- What this task involves
Copy out lines with the word "Puno" from the material that follows.

Data excerpts:
** start **

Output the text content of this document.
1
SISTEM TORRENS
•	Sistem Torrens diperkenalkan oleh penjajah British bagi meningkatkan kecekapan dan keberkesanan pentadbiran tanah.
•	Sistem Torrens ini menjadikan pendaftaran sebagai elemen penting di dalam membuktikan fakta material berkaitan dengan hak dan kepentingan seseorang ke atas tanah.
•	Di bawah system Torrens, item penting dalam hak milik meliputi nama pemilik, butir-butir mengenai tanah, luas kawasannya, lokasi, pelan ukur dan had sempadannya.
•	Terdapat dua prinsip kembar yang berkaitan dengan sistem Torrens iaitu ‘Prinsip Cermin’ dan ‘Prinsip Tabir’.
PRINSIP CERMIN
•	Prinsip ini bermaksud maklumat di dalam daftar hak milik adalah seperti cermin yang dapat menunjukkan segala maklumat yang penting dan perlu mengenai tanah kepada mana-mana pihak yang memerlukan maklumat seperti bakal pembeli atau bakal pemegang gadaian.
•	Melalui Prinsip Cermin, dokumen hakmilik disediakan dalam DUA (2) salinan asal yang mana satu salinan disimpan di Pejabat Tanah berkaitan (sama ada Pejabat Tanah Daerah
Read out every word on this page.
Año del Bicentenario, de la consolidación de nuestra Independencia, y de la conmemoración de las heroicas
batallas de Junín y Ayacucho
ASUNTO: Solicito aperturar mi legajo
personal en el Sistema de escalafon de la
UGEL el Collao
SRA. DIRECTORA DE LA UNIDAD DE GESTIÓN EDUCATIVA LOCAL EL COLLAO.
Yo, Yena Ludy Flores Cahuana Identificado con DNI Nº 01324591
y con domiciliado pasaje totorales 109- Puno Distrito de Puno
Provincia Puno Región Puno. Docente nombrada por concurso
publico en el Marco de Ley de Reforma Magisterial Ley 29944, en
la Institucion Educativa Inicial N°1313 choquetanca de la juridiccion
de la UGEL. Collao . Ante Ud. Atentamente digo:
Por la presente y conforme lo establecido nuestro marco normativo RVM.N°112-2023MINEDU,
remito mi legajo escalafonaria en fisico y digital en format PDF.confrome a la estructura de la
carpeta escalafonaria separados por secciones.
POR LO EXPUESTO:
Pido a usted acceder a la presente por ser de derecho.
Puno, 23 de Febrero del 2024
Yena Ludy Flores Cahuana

** end **

- Worked answer
y con domiciliado pasaje totorales 109- Puno Distrito de Puno
Provincia Puno Región Puno. Docente nombrada por concurso
Puno, 23 de Febrero del 2024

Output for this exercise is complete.